— begin EXTRACTED ENTRIES —

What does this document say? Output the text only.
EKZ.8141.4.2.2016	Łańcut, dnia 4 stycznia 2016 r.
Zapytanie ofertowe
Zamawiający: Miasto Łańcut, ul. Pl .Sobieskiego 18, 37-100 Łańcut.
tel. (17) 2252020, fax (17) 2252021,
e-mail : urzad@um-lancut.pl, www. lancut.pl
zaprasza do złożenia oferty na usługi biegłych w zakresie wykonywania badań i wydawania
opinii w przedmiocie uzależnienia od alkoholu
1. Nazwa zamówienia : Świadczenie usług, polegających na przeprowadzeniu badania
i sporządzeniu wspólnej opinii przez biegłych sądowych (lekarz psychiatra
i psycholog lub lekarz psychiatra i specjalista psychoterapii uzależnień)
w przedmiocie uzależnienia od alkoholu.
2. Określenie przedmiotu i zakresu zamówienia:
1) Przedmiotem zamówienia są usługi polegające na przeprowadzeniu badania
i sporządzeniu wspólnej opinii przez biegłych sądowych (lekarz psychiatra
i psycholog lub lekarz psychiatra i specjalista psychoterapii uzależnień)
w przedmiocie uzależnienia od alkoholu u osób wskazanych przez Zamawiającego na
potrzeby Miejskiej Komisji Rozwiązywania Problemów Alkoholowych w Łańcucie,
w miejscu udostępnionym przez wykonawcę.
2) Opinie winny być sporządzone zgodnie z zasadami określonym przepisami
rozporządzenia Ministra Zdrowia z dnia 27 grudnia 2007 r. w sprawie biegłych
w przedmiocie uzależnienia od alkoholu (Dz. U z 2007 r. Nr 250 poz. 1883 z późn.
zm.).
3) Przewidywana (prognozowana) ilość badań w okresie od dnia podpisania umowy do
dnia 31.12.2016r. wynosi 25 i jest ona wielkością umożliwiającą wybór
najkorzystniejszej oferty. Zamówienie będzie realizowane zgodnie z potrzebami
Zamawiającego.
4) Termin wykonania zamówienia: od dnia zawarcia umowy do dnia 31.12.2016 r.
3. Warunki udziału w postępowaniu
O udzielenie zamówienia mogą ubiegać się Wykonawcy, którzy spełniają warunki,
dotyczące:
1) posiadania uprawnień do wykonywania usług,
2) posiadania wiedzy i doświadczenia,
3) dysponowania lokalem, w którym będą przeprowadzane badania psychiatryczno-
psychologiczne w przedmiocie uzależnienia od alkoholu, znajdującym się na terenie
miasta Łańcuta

— end EXTRACTED ENTRIES —

» EXERCISE
Take the listing above and set it down exactly.

» FULL OUTPUT
What does this document say? Output the text only.
EKZ.8141.4.2.2016	Łańcut, dnia 4 stycznia 2016 r.
Zapytanie ofertowe
Zamawiający: Miasto Łańcut, ul. Pl .Sobieskiego 18, 37-100 Łańcut.
tel. (17) 2252020, fax (17) 2252021,
e-mail : urzad@um-lancut.pl, www. lancut.pl
zaprasza do złożenia oferty na usługi biegłych w zakresie wykonywania badań i wydawania
opinii w przedmiocie uzależnienia od alkoholu
1. Nazwa zamówienia : Świadczenie usług, polegających na przeprowadzeniu badania
i sporządzeniu wspólnej opinii przez biegłych sądowych (lekarz psychiatra
i psycholog lub lekarz psychiatra i specjalista psychoterapii uzależnień)
w przedmiocie uzależnienia od alkoholu.
2. Określenie przedmiotu i zakresu zamówienia:
1) Przedmiotem zamówienia są usługi polegające na przeprowadzeniu badania
i sporządzeniu wspólnej opinii przez biegłych sądowych (lekarz psychiatra
i psycholog lub lekarz psychiatra i specjalista psychoterapii uzależnień)
w przedmiocie uzależnienia od alkoholu u osób wskazanych przez Zamawiającego na
potrzeby Miejskiej Komisji Rozwiązywania Problemów Alkoholowych w Łańcucie,
w miejscu udostępnionym przez wykonawcę.
2) Opinie winny być sporządzone zgodnie z zasadami określonym przepisami
rozporządzenia Ministra Zdrowia z dnia 27 grudnia 2007 r. w sprawie biegłych
w przedmiocie uzależnienia od alkoholu (Dz. U z 2007 r. Nr 250 poz. 1883 z późn.
zm.).
3) Przewidywana (prognozowana) ilość badań w okresie od dnia podpisania umowy do
dnia 31.12.2016r. wynosi 25 i jest ona wielkością umożliwiającą wybór
najkorzystniejszej oferty. Zamówienie będzie realizowane zgodnie z potrzebami
Zamawiającego.
4) Termin wykonania zamówienia: od dnia zawarcia umowy do dnia 31.12.2016 r.
3. Warunki udziału w postępowaniu
O udzielenie zamówienia mogą ubiegać się Wykonawcy, którzy spełniają warunki,
dotyczące:
1) posiadania uprawnień do wykonywania usług,
2) posiadania wiedzy i doświadczenia,
3) dysponowania lokalem, w którym będą przeprowadzane badania psychiatryczno-
psychologiczne w przedmiocie uzależnienia od alkoholu, znajdującym się na terenie
miasta Łańcuta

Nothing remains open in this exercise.